Problem requirements: Copy the full set of lines exactly as given.

————————

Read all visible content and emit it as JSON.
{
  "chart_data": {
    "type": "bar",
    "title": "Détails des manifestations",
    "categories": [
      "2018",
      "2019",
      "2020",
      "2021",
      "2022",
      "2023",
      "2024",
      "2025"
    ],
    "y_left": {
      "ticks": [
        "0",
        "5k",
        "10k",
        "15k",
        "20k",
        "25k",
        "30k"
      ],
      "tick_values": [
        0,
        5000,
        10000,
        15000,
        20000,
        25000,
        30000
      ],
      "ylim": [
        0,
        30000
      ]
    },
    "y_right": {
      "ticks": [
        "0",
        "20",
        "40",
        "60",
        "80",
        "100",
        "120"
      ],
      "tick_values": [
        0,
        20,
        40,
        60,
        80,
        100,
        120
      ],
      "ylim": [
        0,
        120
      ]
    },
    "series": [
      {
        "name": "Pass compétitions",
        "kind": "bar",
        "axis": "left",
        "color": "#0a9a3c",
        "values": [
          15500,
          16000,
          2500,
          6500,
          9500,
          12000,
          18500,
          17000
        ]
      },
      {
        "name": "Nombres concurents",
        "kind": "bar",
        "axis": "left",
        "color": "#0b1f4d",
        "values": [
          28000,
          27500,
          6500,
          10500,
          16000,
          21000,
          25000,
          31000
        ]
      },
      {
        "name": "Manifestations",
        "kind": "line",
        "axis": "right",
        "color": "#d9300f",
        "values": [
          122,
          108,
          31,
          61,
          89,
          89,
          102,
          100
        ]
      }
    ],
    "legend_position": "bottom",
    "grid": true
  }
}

————————

Solution to the problem:
Read all visible content and emit it as JSON.
{
  "chart_data": {
    "type": "bar",
    "title": "Détails des manifestations",
    "categories": [
      "2018",
      "2019",
      "2020",
      "2021",
      "2022",
      "2023",
      "2024",
      "2025"
    ],
    "y_left": {
      "ticks": [
        "0",
        "5k",
        "10k",
        "15k",
        "20k",
        "25k",
        "30k"
      ],
      "tick_values": [
        0,
        5000,
        10000,
        15000,
        20000,
        25000,
        30000
      ],
      "ylim": [
        0,
        30000
      ]
    },
    "y_right": {
      "ticks": [
        "0",
        "20",
        "40",
        "60",
        "80",
        "100",
        "120"
      ],
      "tick_values": [
        0,
        20,
        40,
        60,
        80,
        100,
        120
      ],
      "ylim": [
        0,
        120
      ]
    },
    "series": [
      {
        "name": "Pass compétitions",
        "kind": "bar",
        "axis": "left",
        "color": "#0a9a3c",
        "values": [
          15500,
          16000,
          2500,
          6500,
          9500,
          12000,
          18500,
          17000
        ]
      },
      {
        "name": "Nombres concurents",
        "kind": "bar",
        "axis": "left",
        "color": "#0b1f4d",
        "values": [
          28000,
          27500,
          6500,
          10500,
          16000,
          21000,
          25000,
          31000
        ]
      },
      {
        "name": "Manifestations",
        "kind": "line",
        "axis": "right",
        "color": "#d9300f",
        "values": [
          122,
          108,
          31,
          61,
          89,
          89,
          102,
          100
        ]
      }
    ],
    "legend_position": "bottom",
    "grid": true
  }
}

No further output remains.